> _Task description_
Which lines below hold the word "support"? Report each one.

> _Given records_
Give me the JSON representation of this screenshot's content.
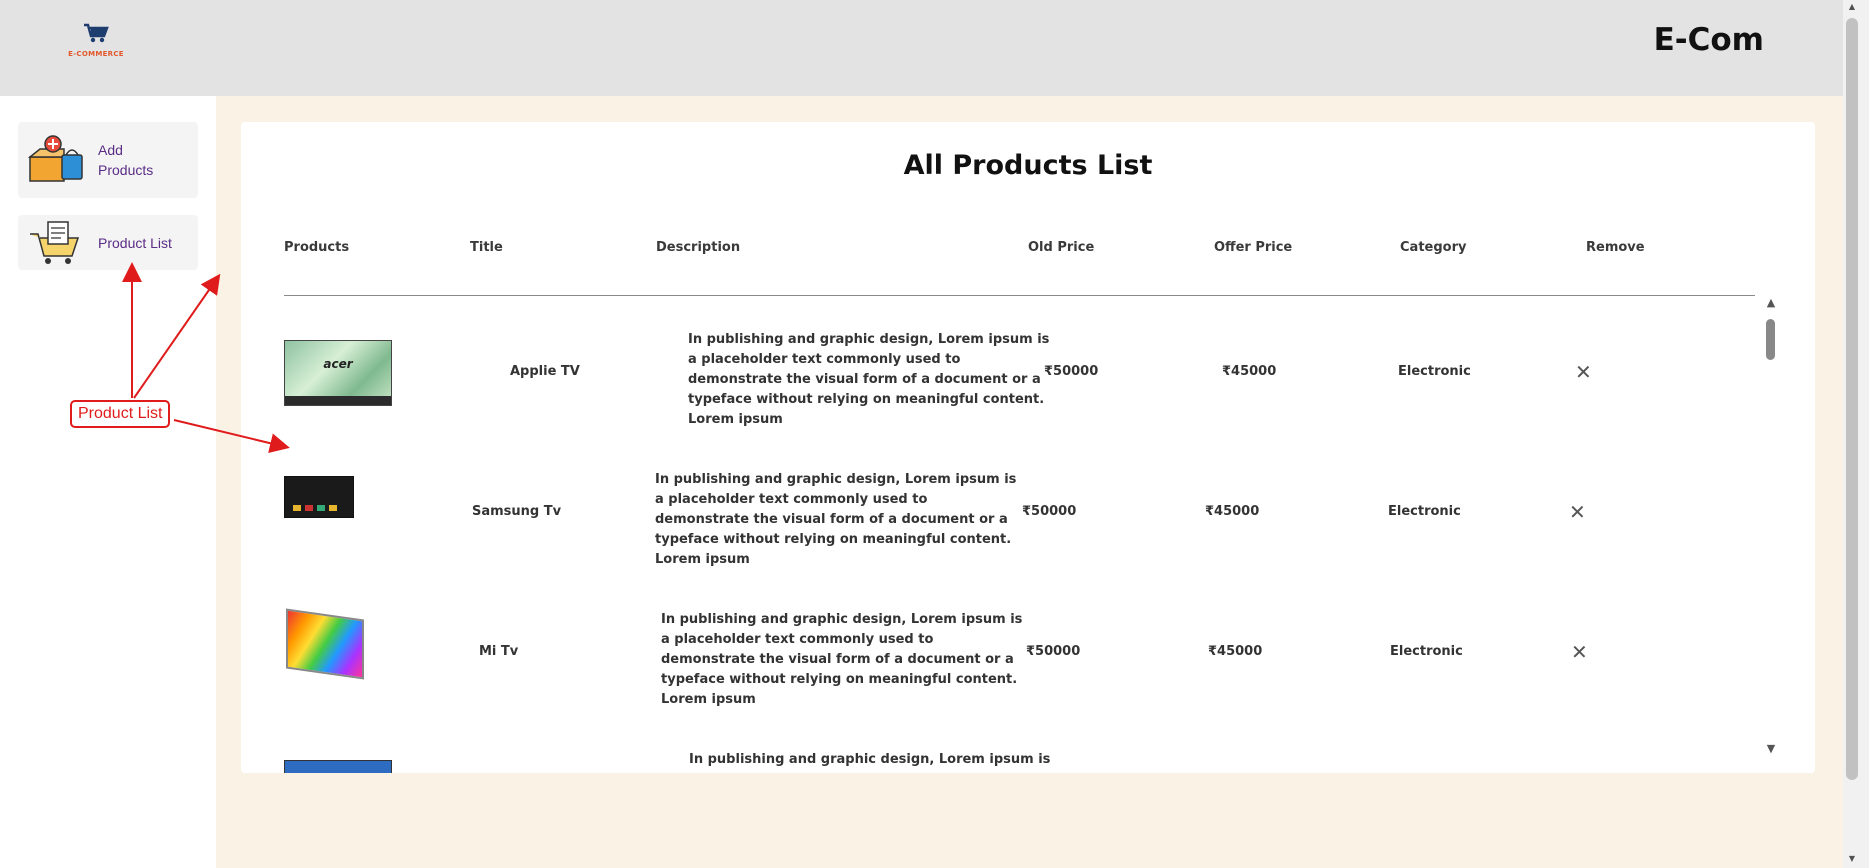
{
  "header": {
    "logo_caption": "E-COMMERCE",
    "brand": "E-Com"
  },
  "sidebar": {
    "items": [
      {
        "label": "Add Products",
        "icon": "add-products-icon"
      },
      {
        "label": "Product List",
        "icon": "product-list-icon"
      }
    ]
  },
  "main": {
    "title": "All Products List",
    "columns": [
      "Products",
      "Title",
      "Description",
      "Old Price",
      "Offer Price",
      "Category",
      "Remove"
    ],
    "products": [
      {
        "title": "Applie TV",
        "description": "In publishing and graphic design, Lorem ipsum is a placeholder text commonly used to demonstrate the visual form of a document or a typeface without relying on meaningful content. Lorem ipsum",
        "old_price": "₹50000",
        "offer_price": "₹45000",
        "category": "Electronic",
        "image": "acer-tv-image"
      },
      {
        "title": "Samsung Tv",
        "description": "In publishing and graphic design, Lorem ipsum is a placeholder text commonly used to demonstrate the visual form of a document or a typeface without relying on meaningful content. Lorem ipsum",
        "old_price": "₹50000",
        "offer_price": "₹45000",
        "category": "Electronic",
        "image": "samsung-tv-image"
      },
      {
        "title": "Mi Tv",
        "description": "In publishing and graphic design, Lorem ipsum is a placeholder text commonly used to demonstrate the visual form of a document or a typeface without relying on meaningful content. Lorem ipsum",
        "old_price": "₹50000",
        "offer_price": "₹45000",
        "category": "Electronic",
        "image": "mi-tv-image"
      },
      {
        "description": "In publishing and graphic design, Lorem ipsum is a",
        "image": "blue-tv-image"
      }
    ]
  },
  "annotation": {
    "label": "Product List",
    "color": "#e01b1b"
  },
  "colors": {
    "header_bg": "#e3e3e3",
    "content_bg": "#fbf2e6",
    "sidebar_label": "#5a2d86"
  }
}
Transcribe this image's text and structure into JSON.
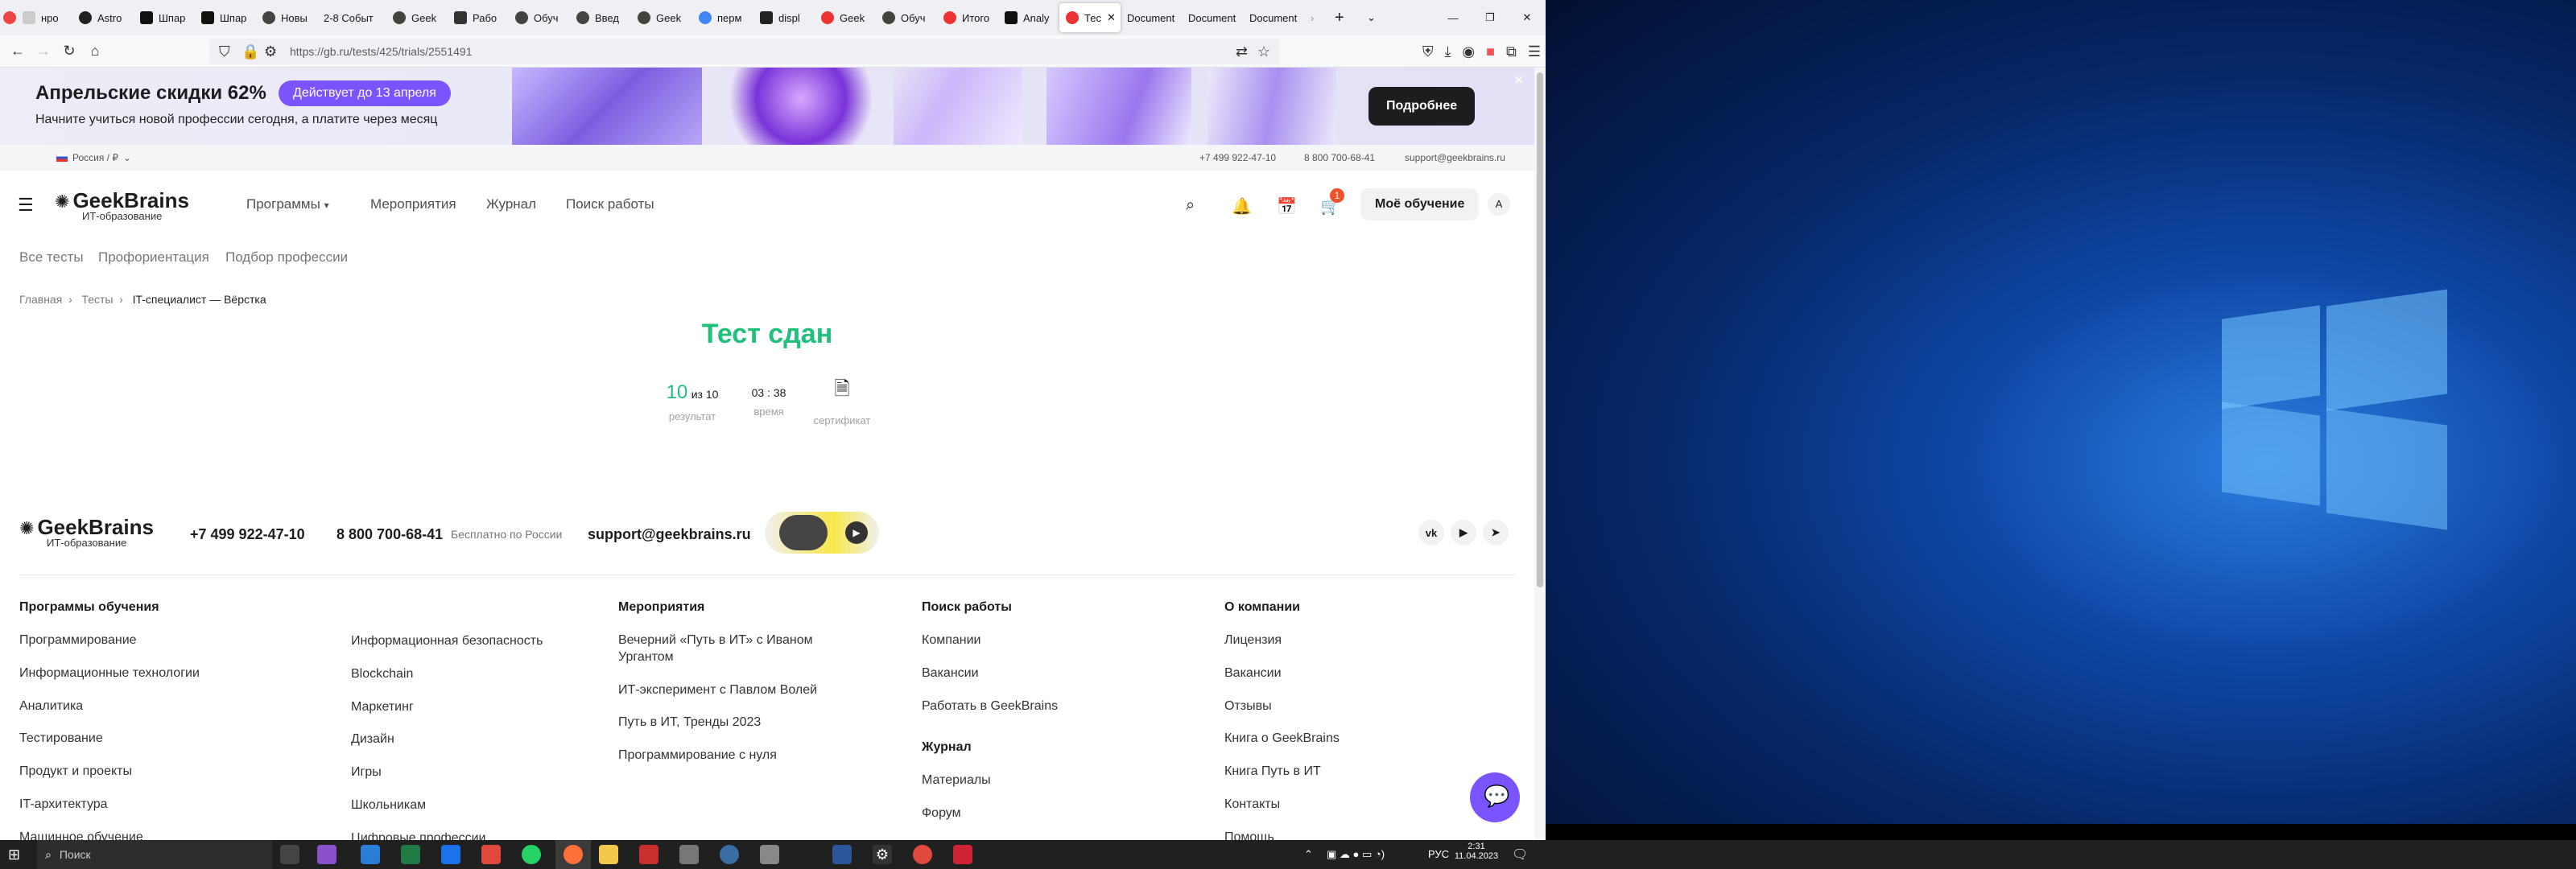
{
  "browser": {
    "tabs": [
      {
        "label": "нро"
      },
      {
        "label": "Astro"
      },
      {
        "label": "Шпар"
      },
      {
        "label": "Шпар"
      },
      {
        "label": "Новы"
      },
      {
        "label": "2-8 Событ"
      },
      {
        "label": "Geek"
      },
      {
        "label": "Рабо"
      },
      {
        "label": "Обуч"
      },
      {
        "label": "Введ"
      },
      {
        "label": "Geek"
      },
      {
        "label": "перм"
      },
      {
        "label": "displ"
      },
      {
        "label": "Geek"
      },
      {
        "label": "Обуч"
      },
      {
        "label": "Итого"
      },
      {
        "label": "Analy"
      },
      {
        "label": "Тес"
      },
      {
        "label": "Document"
      },
      {
        "label": "Document"
      },
      {
        "label": "Document"
      }
    ],
    "url": "https://gb.ru/tests/425/trials/2551491"
  },
  "banner": {
    "title": "Апрельские скидки 62%",
    "pill": "Действует до 13 апреля",
    "subtitle": "Начните учиться новой профессии сегодня, а платите через месяц",
    "button": "Подробнее"
  },
  "topstrip": {
    "region": "Россия / ₽",
    "phone1": "+7 499 922-47-10",
    "phone2": "8 800 700-68-41",
    "email": "support@geekbrains.ru"
  },
  "header": {
    "logo": "GeekBrains",
    "logo_sub": "ИТ-образование",
    "nav": [
      "Программы",
      "Мероприятия",
      "Журнал",
      "Поиск работы"
    ],
    "cart_count": "1",
    "my_learning": "Моё обучение",
    "avatar": "A"
  },
  "subnav": [
    "Все тесты",
    "Профориентация",
    "Подбор профессии"
  ],
  "breadcrumbs": [
    "Главная",
    "Тесты",
    "IT-специалист — Вёрстка"
  ],
  "result": {
    "title": "Тест сдан",
    "score": "10",
    "score_of": "из 10",
    "score_label": "результат",
    "time": "03 : 38",
    "time_label": "время",
    "cert_label": "сертификат"
  },
  "footer": {
    "logo": "GeekBrains",
    "logo_sub": "ИТ-образование",
    "phone1": "+7 499 922-47-10",
    "phone2": "8 800 700-68-41",
    "phone2_note": "Бесплатно по России",
    "email": "support@geekbrains.ru",
    "social": [
      "vk",
      "youtube",
      "telegram"
    ],
    "columns": [
      {
        "title": "Программы обучения",
        "items": [
          "Программирование",
          "Информационные технологии",
          "Аналитика",
          "Тестирование",
          "Продукт и проекты",
          "IT-архитектура",
          "Машинное обучение"
        ]
      },
      {
        "title": "",
        "items": [
          "Информационная безопасность",
          "Blockchain",
          "Маркетинг",
          "Дизайн",
          "Игры",
          "Школьникам",
          "Цифровые профессии"
        ]
      },
      {
        "title": "Мероприятия",
        "items": [
          "Вечерний «Путь в ИТ» с Иваном Ургантом",
          "ИТ-эксперимент с Павлом Волей",
          "Путь в ИТ, Тренды 2023",
          "Программирование с нуля"
        ]
      },
      {
        "title": "Поиск работы",
        "items": [
          "Компании",
          "Вакансии",
          "Работать в GeekBrains"
        ]
      },
      {
        "title": "Журнал",
        "items": [
          "Материалы",
          "Форум"
        ]
      },
      {
        "title": "О компании",
        "items": [
          "Лицензия",
          "Вакансии",
          "Отзывы",
          "Книга о GeekBrains",
          "Книга Путь в ИТ",
          "Контакты",
          "Помощь"
        ]
      }
    ]
  },
  "taskbar": {
    "search": "Поиск",
    "lang": "РУС",
    "time": "2:31",
    "date": "11.04.2023"
  },
  "colors": {
    "accent": "#7a55ff",
    "success": "#20c07c",
    "dark": "#1d1d1f"
  }
}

> _Answer to this exercise_
    "email": "support@geekbrains.ru"
    "email": "support@geekbrains.ru",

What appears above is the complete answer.